• Stated exercise: In the listing below, how many lines contain the word "věřitelstvo"? Please respond with the number only.

• Provided entries:
———
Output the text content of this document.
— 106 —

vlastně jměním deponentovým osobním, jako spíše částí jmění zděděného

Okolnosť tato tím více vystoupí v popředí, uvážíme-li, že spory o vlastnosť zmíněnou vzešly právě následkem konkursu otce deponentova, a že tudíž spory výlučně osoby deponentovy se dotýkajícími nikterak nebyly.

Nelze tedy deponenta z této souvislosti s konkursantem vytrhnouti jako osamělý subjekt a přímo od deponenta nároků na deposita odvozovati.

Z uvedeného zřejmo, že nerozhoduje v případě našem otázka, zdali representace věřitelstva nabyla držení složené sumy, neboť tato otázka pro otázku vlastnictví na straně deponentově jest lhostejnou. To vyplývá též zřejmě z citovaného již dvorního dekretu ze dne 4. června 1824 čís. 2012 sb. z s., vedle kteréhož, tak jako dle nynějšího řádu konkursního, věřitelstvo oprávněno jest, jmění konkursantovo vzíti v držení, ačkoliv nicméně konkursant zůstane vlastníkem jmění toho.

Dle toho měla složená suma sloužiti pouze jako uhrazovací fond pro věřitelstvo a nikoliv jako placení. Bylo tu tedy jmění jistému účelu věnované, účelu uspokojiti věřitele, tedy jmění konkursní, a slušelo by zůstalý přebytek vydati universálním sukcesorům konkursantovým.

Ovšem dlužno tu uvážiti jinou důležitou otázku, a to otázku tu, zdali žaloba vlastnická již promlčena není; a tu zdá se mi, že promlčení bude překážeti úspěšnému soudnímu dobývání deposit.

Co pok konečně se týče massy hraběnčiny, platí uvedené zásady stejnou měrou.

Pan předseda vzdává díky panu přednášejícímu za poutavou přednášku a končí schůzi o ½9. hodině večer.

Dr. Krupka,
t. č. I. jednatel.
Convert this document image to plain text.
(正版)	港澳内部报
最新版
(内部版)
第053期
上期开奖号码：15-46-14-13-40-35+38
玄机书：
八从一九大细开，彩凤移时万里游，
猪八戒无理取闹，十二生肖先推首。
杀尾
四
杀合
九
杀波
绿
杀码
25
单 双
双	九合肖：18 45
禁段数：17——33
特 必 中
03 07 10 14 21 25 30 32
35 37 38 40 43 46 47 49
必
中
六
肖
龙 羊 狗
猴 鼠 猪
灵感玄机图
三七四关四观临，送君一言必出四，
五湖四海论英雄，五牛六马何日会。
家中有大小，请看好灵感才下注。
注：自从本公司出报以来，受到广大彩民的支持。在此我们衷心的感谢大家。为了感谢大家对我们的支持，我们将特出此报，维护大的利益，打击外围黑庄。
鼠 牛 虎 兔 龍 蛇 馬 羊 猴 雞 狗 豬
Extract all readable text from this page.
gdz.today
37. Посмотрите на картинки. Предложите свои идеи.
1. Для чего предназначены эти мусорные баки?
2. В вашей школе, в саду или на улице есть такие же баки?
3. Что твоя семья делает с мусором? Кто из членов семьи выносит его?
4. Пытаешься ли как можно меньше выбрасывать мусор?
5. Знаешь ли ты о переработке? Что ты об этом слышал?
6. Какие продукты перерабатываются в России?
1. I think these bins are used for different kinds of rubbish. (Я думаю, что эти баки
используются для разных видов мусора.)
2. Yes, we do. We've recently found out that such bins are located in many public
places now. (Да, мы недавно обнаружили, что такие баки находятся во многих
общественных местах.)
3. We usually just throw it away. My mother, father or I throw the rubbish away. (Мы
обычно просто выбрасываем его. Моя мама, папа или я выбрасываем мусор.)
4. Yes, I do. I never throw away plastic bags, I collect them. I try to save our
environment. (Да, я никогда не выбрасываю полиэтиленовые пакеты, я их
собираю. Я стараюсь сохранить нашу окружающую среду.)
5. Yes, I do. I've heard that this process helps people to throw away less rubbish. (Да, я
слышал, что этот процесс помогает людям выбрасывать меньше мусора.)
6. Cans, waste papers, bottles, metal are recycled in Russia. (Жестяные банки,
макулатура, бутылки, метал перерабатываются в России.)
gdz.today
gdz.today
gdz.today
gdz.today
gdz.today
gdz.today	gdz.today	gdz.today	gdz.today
———
• Written reply: 2